Material:

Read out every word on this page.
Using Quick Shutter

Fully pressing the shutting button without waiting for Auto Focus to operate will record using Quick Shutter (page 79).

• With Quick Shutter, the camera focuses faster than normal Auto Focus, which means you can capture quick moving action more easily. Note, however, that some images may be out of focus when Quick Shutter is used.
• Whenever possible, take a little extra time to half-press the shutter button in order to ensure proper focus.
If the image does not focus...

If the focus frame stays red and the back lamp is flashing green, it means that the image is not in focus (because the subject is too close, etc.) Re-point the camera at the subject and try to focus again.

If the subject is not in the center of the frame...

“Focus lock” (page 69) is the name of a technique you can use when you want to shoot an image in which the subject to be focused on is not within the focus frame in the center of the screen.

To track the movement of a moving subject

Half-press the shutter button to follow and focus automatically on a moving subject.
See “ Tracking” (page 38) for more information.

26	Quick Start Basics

---

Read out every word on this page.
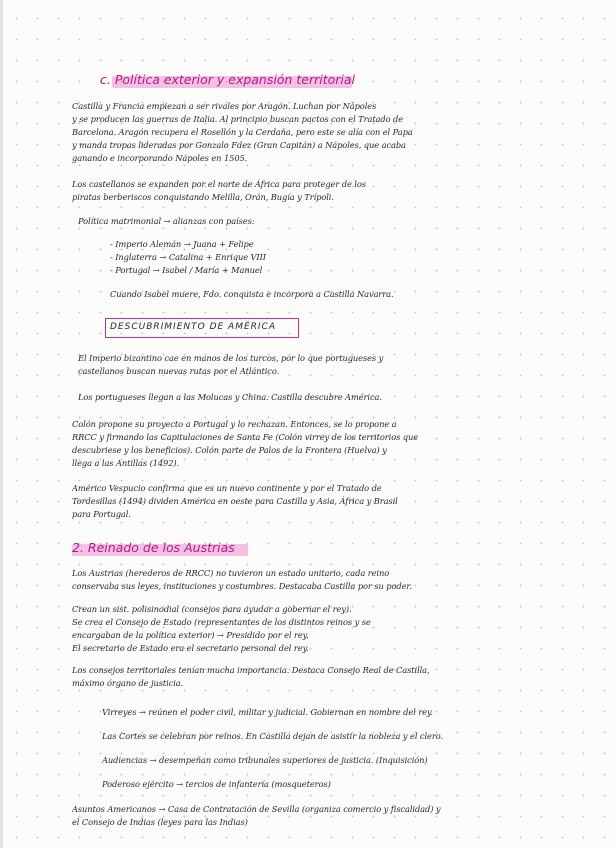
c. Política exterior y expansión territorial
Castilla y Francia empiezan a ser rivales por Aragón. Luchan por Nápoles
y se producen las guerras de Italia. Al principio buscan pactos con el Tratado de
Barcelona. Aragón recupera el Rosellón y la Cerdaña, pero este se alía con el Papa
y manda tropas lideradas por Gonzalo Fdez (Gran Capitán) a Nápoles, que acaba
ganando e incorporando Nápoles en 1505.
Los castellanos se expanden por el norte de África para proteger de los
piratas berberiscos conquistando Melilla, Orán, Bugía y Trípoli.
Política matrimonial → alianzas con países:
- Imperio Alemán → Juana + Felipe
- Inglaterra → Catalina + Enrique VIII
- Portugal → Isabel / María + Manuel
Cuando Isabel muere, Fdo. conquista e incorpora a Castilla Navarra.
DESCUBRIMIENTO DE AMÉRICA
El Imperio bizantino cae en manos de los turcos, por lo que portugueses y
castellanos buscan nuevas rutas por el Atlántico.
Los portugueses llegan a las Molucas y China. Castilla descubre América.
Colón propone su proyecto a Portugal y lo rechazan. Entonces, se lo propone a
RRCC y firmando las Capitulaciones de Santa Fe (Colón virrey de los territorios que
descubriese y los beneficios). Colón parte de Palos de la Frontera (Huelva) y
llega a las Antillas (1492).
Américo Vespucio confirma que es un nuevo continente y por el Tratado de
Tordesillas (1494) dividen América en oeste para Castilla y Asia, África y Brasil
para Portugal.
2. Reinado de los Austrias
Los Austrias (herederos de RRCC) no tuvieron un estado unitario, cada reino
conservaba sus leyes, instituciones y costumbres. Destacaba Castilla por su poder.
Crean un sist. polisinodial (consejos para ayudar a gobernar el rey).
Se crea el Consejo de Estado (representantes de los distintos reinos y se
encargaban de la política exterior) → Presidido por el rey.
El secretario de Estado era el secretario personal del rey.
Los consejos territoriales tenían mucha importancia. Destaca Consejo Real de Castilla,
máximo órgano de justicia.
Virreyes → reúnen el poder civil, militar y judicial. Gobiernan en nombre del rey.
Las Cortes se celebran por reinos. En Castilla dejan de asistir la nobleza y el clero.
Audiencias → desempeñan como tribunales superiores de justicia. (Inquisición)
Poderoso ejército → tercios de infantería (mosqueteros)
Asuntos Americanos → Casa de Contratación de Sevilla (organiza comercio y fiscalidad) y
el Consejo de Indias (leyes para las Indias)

...

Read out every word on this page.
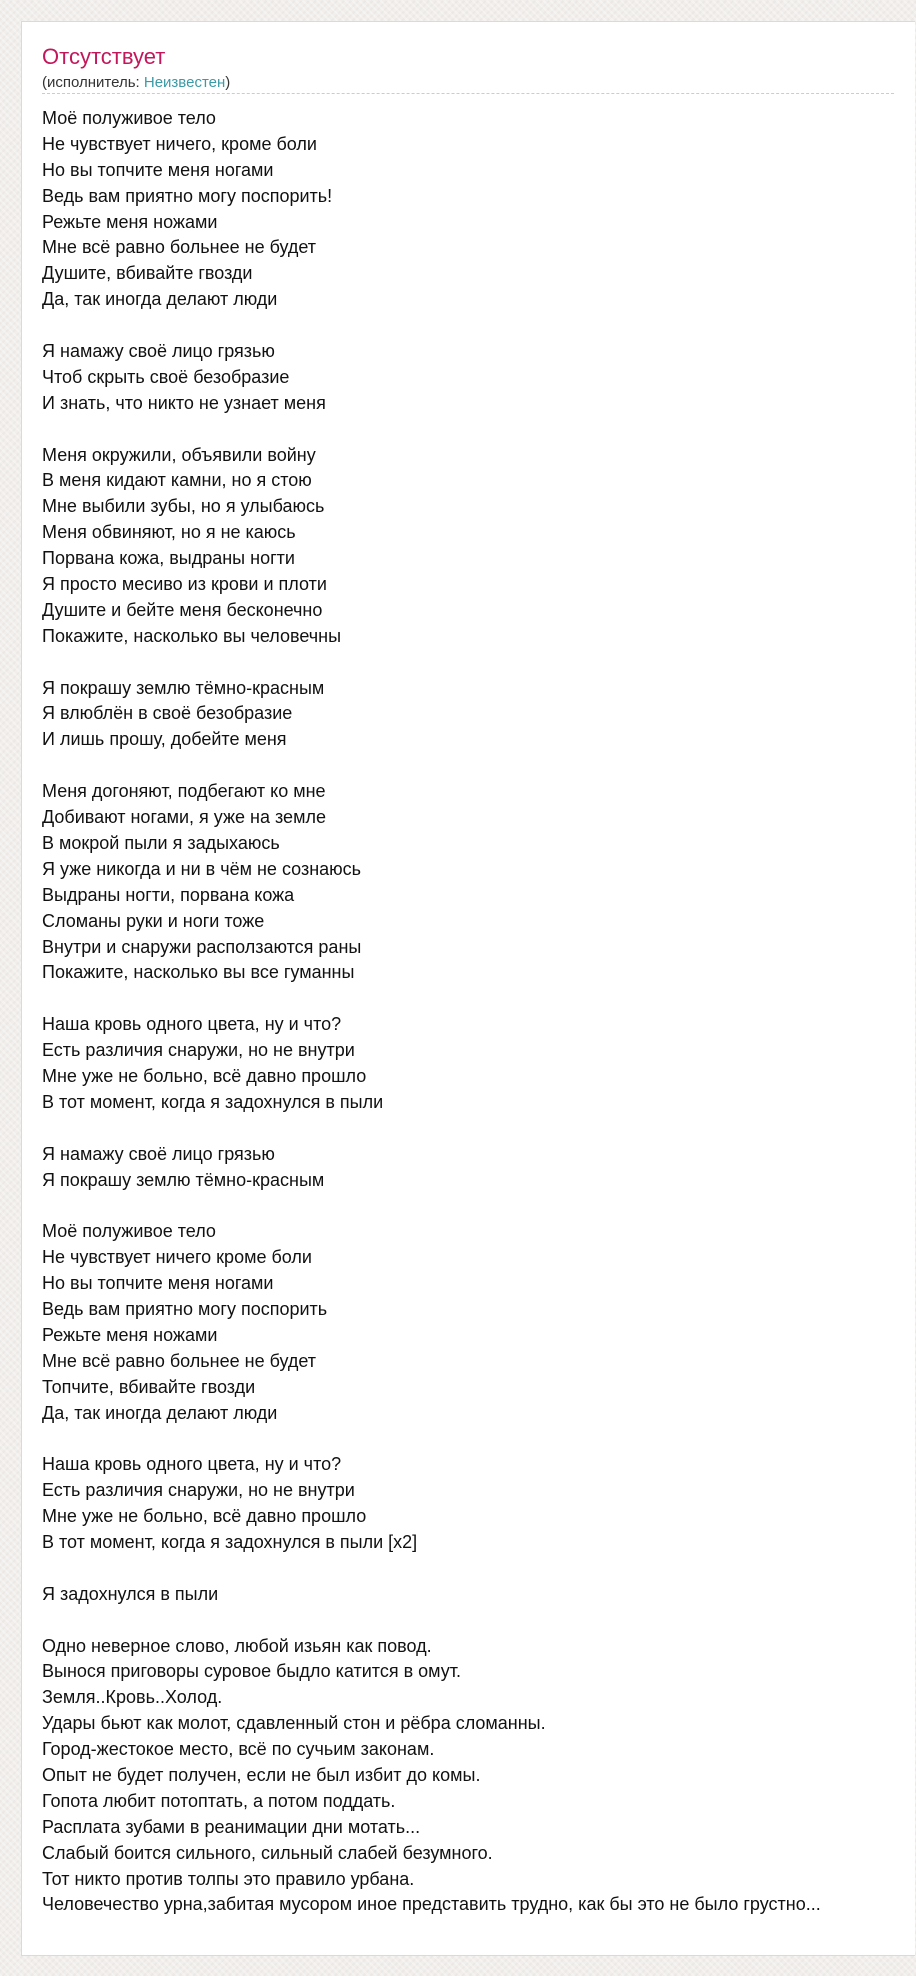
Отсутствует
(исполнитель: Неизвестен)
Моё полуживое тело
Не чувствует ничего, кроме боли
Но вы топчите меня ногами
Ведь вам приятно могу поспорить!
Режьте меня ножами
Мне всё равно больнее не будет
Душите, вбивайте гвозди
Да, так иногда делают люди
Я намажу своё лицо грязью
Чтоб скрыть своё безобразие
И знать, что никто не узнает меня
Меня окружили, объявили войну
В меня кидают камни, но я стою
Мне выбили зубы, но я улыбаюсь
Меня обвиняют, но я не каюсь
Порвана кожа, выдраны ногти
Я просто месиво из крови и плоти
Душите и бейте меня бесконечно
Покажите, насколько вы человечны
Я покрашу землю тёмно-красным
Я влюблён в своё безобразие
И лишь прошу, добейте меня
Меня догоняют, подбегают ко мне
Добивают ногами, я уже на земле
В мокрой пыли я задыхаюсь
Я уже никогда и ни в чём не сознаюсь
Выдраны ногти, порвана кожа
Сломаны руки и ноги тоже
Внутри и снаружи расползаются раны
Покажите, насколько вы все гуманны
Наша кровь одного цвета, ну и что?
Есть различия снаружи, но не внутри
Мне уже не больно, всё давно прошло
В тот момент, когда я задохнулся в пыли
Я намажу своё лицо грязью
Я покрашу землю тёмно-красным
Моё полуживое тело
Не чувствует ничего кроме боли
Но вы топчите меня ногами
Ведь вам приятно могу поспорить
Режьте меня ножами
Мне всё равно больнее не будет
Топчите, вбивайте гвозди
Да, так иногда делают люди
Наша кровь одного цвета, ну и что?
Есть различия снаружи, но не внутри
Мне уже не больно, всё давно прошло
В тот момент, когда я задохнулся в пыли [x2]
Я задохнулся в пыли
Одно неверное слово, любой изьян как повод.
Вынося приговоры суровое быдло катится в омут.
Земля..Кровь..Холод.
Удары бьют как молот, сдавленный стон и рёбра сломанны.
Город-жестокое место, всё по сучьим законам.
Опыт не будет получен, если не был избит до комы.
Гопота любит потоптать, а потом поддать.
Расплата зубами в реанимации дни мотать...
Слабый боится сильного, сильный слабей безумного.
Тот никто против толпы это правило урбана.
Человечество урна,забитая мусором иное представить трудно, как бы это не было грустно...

Prompt:
Search the data for the word "camera" and copy each line where it appears.

Solution:
• With Quick Shutter, the camera focuses faster than normal Auto Focus, which means you can capture quick moving action more easily. Note, however, that some images may be out of focus when Quick Shutter is used.
If the focus frame stays red and the back lamp is flashing green, it means that the image is not in focus (because the subject is too close, etc.) Re-point the camera at the subject and try to focus again.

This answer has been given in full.